Locate all lines in the data below that hold "organization" and show them.
------------------------
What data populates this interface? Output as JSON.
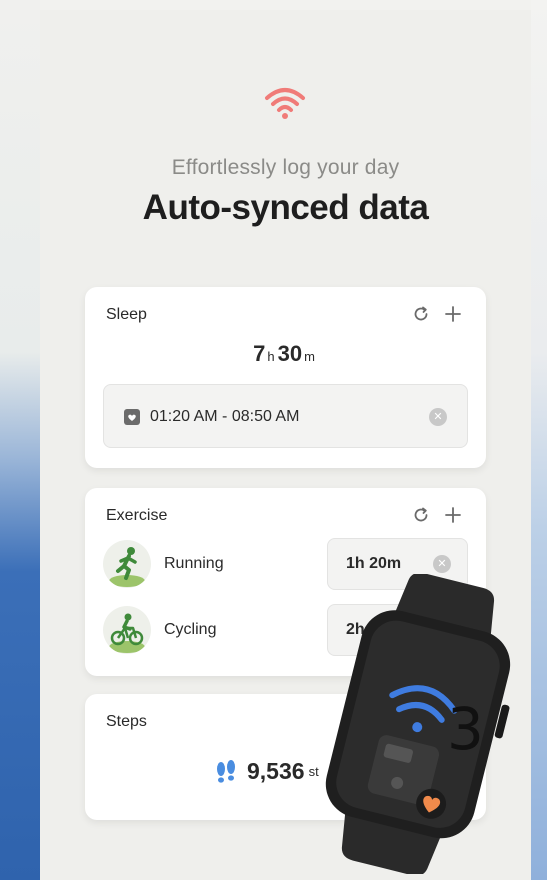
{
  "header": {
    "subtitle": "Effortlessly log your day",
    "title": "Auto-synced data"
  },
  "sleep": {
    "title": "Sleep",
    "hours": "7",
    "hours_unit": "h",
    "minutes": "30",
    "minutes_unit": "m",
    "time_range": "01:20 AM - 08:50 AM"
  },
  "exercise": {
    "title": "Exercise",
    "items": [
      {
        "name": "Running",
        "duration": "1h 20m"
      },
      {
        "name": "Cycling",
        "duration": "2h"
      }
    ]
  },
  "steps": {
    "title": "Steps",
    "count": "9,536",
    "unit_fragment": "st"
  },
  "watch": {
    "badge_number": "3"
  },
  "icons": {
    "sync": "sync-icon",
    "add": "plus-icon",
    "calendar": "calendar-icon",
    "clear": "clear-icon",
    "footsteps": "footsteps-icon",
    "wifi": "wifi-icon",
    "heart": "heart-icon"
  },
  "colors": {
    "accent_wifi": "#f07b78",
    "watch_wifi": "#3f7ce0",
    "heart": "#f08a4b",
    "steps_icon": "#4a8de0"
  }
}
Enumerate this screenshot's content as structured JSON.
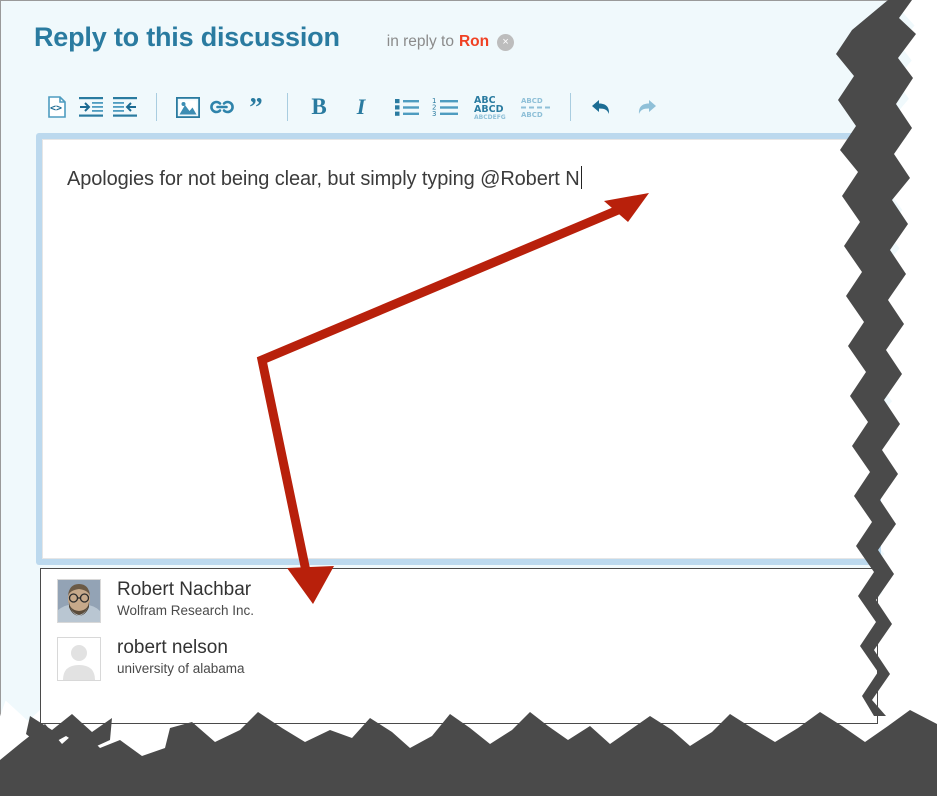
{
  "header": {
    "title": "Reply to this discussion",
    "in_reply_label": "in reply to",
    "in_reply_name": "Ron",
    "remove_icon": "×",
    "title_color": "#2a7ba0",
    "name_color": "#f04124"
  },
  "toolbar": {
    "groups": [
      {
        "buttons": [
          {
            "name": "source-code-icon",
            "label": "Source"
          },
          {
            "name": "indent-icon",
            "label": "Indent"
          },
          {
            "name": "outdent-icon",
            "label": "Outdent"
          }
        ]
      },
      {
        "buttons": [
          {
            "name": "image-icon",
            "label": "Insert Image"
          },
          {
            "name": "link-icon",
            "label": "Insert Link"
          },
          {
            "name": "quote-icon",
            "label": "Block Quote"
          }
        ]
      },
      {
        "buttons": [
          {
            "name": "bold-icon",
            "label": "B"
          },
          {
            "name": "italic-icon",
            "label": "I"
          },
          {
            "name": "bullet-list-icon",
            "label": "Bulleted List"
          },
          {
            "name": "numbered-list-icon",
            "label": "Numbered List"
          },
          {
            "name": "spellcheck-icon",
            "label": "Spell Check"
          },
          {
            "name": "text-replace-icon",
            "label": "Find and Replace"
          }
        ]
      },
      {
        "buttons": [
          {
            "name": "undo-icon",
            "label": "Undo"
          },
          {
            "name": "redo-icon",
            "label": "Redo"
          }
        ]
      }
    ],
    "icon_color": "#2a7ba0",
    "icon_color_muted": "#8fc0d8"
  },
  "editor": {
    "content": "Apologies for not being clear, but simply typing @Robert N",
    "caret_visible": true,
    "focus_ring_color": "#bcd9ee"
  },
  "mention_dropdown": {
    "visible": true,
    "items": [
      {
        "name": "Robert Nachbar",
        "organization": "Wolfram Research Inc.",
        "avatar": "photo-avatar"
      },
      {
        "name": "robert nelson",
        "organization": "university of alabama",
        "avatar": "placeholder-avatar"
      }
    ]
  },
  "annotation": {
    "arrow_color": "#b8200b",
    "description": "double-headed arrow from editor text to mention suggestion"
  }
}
------------------------
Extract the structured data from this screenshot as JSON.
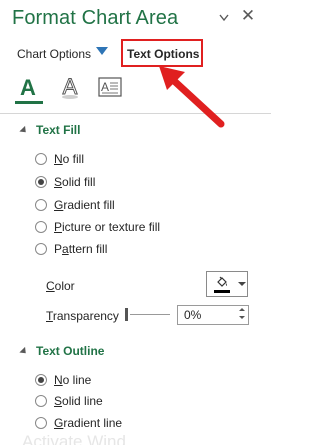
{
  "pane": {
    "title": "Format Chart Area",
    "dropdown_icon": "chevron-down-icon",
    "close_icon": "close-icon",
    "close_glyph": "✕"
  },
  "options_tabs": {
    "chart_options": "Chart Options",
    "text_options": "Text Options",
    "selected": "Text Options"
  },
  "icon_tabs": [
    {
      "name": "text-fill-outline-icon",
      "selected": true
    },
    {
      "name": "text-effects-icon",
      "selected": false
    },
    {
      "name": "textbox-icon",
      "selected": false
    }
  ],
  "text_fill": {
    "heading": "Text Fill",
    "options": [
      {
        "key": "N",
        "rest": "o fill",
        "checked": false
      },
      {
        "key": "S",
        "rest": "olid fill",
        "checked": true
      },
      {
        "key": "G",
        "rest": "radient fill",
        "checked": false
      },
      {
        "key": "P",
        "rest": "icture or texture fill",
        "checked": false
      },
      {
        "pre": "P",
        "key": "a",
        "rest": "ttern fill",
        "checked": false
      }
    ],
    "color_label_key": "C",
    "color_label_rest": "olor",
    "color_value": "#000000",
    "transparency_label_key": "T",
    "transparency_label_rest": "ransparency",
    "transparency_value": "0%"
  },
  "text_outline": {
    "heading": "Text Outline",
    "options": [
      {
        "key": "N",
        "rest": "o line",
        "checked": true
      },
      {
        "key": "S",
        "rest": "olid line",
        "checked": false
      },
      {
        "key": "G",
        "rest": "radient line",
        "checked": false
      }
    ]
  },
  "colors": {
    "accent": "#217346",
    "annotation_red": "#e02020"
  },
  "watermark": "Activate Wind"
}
------------------------
SOLUTION
        "organization": "Wolfram Research Inc.",
        "organization": "university of alabama",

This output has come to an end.